- _RECORD EXCERPTS_:
+ + + + + + +

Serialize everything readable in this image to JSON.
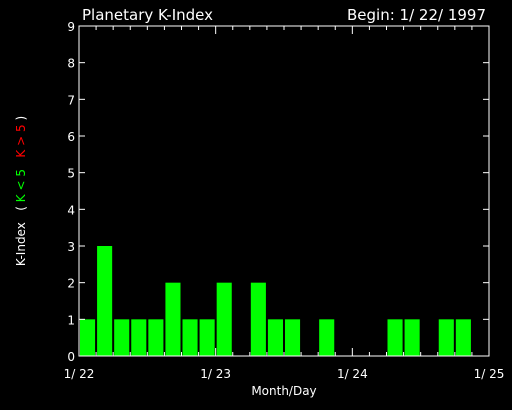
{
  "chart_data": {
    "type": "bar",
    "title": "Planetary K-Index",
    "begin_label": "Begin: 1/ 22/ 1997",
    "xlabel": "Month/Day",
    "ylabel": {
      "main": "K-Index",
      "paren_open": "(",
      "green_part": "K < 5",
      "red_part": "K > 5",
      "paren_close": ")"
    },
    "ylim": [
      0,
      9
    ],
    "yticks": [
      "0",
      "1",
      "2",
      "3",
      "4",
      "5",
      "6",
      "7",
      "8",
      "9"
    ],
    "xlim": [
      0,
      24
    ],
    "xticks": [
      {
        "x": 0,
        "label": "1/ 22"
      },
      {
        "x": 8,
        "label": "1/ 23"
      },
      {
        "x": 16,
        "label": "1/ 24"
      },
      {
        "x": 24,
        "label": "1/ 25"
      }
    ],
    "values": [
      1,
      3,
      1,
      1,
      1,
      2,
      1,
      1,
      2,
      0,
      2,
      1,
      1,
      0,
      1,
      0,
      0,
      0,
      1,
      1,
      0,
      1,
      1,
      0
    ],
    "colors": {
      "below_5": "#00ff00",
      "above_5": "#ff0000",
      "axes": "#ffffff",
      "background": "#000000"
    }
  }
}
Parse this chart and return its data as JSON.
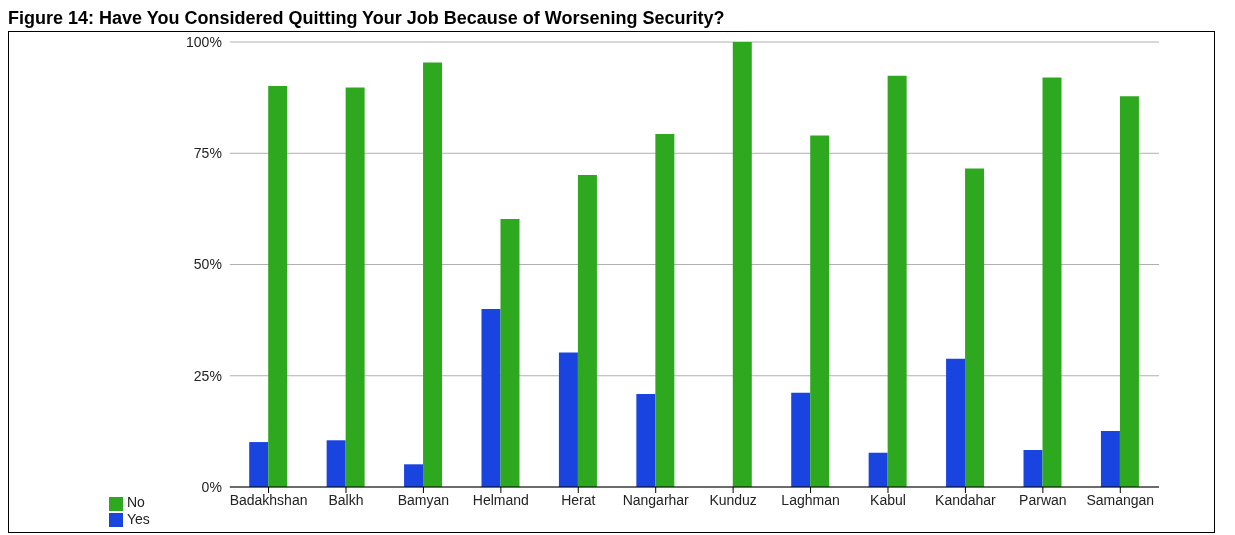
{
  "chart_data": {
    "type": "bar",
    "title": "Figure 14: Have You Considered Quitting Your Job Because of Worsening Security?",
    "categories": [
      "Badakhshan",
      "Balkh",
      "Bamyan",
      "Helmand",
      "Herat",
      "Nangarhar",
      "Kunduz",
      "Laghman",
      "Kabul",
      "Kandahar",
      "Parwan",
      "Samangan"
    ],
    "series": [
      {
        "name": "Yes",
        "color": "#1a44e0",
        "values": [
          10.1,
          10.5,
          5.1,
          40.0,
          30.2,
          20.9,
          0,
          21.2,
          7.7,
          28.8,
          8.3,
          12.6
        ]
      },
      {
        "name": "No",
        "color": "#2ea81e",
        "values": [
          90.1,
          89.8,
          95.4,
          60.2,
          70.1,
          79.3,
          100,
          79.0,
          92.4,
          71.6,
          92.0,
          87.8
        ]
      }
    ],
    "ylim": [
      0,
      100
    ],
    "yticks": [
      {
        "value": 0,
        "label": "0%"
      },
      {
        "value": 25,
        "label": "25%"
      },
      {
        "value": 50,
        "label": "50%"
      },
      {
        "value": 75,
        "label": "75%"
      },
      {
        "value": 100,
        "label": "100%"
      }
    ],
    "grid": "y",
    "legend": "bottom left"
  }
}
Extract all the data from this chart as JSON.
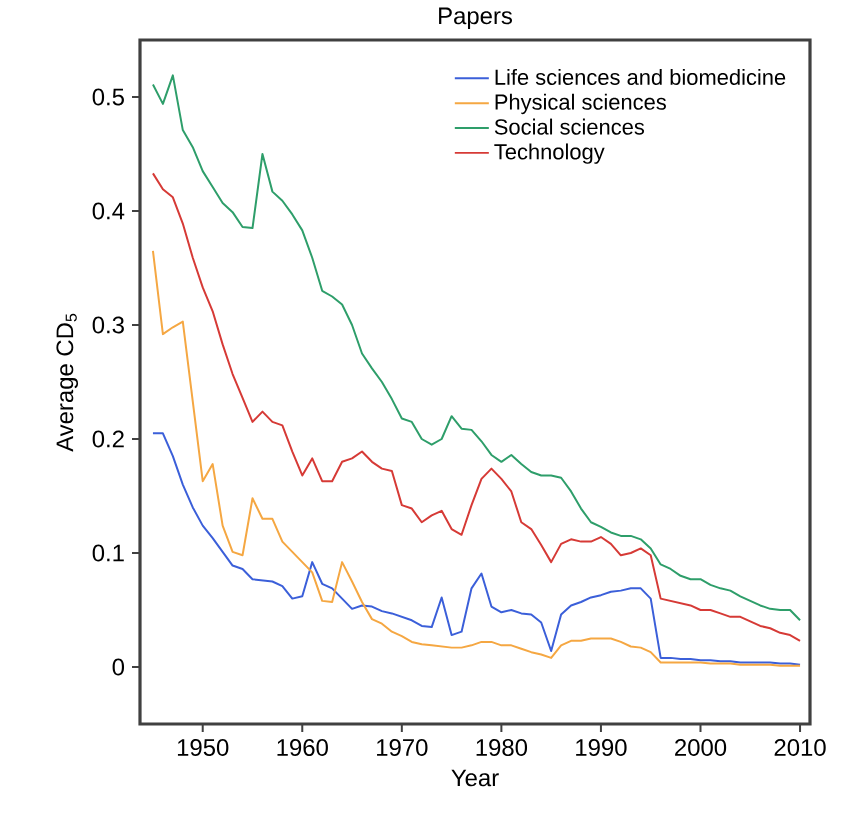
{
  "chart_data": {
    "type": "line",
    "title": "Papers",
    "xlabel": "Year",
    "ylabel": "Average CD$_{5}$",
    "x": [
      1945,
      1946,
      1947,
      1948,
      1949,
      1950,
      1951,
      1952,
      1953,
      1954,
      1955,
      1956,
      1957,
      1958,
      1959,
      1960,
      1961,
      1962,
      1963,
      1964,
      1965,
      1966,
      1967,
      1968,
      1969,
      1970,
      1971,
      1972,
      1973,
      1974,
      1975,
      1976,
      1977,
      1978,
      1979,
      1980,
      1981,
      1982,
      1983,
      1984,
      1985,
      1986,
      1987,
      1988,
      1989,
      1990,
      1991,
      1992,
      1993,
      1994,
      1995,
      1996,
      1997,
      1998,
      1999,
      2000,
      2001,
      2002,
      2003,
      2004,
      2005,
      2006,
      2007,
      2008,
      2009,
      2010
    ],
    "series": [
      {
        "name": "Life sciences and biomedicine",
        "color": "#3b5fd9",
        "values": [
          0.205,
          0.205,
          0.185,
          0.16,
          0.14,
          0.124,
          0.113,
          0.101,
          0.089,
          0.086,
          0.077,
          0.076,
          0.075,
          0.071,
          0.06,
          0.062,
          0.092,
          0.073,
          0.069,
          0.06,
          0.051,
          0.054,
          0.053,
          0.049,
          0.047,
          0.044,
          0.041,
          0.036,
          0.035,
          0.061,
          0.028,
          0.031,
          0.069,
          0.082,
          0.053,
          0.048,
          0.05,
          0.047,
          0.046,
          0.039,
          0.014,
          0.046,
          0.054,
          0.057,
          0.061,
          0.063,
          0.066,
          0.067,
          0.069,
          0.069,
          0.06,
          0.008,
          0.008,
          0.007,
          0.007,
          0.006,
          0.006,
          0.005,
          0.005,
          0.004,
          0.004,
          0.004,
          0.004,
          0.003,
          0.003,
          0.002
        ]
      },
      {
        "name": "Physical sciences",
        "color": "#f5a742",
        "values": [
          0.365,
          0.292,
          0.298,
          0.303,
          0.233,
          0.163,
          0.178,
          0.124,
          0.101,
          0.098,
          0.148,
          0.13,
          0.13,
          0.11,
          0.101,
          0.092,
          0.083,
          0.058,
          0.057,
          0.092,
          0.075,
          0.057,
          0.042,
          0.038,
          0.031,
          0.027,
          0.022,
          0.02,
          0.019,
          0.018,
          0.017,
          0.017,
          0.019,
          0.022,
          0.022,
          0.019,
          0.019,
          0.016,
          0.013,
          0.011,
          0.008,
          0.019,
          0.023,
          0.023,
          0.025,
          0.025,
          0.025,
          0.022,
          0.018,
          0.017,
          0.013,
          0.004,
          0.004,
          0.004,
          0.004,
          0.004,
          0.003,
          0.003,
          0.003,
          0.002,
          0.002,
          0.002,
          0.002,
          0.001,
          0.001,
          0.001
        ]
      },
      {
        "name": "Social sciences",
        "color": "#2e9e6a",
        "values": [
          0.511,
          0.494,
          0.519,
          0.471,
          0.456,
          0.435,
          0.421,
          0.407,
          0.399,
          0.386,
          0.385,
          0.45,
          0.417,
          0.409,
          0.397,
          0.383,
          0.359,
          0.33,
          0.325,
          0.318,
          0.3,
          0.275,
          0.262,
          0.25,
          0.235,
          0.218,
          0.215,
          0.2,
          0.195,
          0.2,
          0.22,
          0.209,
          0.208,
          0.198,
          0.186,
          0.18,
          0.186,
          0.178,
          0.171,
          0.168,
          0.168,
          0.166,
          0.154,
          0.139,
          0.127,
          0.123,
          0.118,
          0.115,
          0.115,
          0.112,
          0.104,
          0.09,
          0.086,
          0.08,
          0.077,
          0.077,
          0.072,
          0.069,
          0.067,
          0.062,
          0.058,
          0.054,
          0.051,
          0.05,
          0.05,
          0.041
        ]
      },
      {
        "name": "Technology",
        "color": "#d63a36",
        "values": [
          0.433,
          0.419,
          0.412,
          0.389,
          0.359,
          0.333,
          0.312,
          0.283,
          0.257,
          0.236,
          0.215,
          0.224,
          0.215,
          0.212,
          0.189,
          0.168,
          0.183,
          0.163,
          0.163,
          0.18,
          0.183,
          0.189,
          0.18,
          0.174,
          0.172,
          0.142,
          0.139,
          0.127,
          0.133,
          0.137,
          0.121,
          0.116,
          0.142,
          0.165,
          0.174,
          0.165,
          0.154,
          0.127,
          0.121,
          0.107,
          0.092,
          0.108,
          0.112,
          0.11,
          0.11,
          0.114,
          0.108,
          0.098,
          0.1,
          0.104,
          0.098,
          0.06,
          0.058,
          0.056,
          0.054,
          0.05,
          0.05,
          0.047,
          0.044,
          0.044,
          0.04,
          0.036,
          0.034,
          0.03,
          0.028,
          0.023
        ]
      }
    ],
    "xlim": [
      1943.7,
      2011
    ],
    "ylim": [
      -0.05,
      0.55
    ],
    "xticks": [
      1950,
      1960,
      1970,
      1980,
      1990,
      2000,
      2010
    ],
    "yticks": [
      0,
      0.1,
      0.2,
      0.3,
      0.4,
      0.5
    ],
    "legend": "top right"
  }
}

+ + + + + + +

- _TASK STATEMENT_: Determine the number of lines in the listing that hold the word "legend", and supply that number and nothing further.

- _WRITTEN RESPONSE_: 2